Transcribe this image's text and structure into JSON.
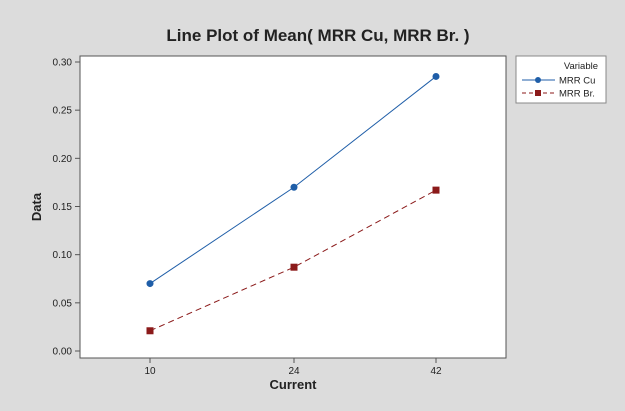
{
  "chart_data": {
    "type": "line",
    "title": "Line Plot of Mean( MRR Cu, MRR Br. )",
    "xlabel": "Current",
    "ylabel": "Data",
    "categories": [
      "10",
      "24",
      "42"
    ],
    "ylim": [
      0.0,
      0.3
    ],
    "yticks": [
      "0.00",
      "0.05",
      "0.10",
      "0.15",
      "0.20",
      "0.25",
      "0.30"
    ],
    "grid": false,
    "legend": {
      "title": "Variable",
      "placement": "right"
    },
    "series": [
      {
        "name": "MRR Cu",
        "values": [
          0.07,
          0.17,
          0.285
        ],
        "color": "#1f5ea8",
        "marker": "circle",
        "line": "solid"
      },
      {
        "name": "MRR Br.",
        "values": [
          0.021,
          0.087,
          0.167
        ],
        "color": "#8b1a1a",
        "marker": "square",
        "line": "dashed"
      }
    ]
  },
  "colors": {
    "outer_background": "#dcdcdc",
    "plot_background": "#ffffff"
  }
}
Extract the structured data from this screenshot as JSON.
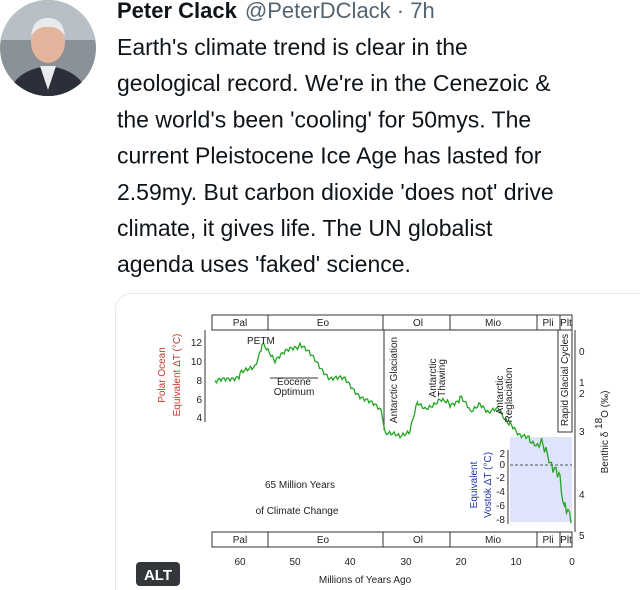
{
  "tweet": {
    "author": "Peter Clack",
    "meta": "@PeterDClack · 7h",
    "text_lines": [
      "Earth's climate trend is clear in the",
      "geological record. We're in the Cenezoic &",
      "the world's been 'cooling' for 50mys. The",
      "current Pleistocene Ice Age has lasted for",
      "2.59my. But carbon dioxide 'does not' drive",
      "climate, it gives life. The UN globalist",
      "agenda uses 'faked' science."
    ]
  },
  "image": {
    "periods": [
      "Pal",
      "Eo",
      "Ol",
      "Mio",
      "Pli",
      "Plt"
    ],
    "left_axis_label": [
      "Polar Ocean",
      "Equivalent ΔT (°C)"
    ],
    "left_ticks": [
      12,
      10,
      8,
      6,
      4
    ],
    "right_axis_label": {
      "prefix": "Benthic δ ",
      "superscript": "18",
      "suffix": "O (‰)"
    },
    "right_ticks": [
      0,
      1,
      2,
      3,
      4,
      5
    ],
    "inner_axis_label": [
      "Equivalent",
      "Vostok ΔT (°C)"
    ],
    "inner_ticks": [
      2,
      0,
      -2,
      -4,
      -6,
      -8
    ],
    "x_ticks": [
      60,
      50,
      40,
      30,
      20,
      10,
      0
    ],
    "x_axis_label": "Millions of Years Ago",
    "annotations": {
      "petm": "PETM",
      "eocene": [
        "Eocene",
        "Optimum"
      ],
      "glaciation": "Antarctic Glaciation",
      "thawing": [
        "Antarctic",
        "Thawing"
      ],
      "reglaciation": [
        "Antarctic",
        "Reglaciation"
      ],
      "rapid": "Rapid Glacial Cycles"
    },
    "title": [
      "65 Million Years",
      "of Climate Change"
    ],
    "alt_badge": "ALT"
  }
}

**What to work on**
Each record should be quoted exactly, with the images omitted.

**Task solution**
Transcribe this image's text and structure into JSON.
{
  "chart_data": {
    "type": "line",
    "title": "Line Plot of Mean( MRR Cu, MRR Br. )",
    "xlabel": "Current",
    "ylabel": "Data",
    "categories": [
      "10",
      "24",
      "42"
    ],
    "ylim": [
      0.0,
      0.3
    ],
    "yticks": [
      "0.00",
      "0.05",
      "0.10",
      "0.15",
      "0.20",
      "0.25",
      "0.30"
    ],
    "grid": false,
    "legend": {
      "title": "Variable",
      "placement": "right"
    },
    "series": [
      {
        "name": "MRR Cu",
        "values": [
          0.07,
          0.17,
          0.285
        ],
        "color": "#1f5ea8",
        "marker": "circle",
        "line": "solid"
      },
      {
        "name": "MRR Br.",
        "values": [
          0.021,
          0.087,
          0.167
        ],
        "color": "#8b1a1a",
        "marker": "square",
        "line": "dashed"
      }
    ]
  },
  "colors": {
    "outer_background": "#dcdcdc",
    "plot_background": "#ffffff"
  }
}
Extract the structured data from this screenshot as JSON.
{
  "tweet": {
    "author": "Peter Clack",
    "meta": "@PeterDClack · 7h",
    "text_lines": [
      "Earth's climate trend is clear in the",
      "geological record. We're in the Cenezoic &",
      "the world's been 'cooling' for 50mys. The",
      "current Pleistocene Ice Age has lasted for",
      "2.59my. But carbon dioxide 'does not' drive",
      "climate, it gives life. The UN globalist",
      "agenda uses 'faked' science."
    ]
  },
  "image": {
    "periods": [
      "Pal",
      "Eo",
      "Ol",
      "Mio",
      "Pli",
      "Plt"
    ],
    "left_axis_label": [
      "Polar Ocean",
      "Equivalent ΔT (°C)"
    ],
    "left_ticks": [
      12,
      10,
      8,
      6,
      4
    ],
    "right_axis_label": {
      "prefix": "Benthic δ ",
      "superscript": "18",
      "suffix": "O (‰)"
    },
    "right_ticks": [
      0,
      1,
      2,
      3,
      4,
      5
    ],
    "inner_axis_label": [
      "Equivalent",
      "Vostok ΔT (°C)"
    ],
    "inner_ticks": [
      2,
      0,
      -2,
      -4,
      -6,
      -8
    ],
    "x_ticks": [
      60,
      50,
      40,
      30,
      20,
      10,
      0
    ],
    "x_axis_label": "Millions of Years Ago",
    "annotations": {
      "petm": "PETM",
      "eocene": [
        "Eocene",
        "Optimum"
      ],
      "glaciation": "Antarctic Glaciation",
      "thawing": [
        "Antarctic",
        "Thawing"
      ],
      "reglaciation": [
        "Antarctic",
        "Reglaciation"
      ],
      "rapid": "Rapid Glacial Cycles"
    },
    "title": [
      "65 Million Years",
      "of Climate Change"
    ],
    "alt_badge": "ALT"
  }
}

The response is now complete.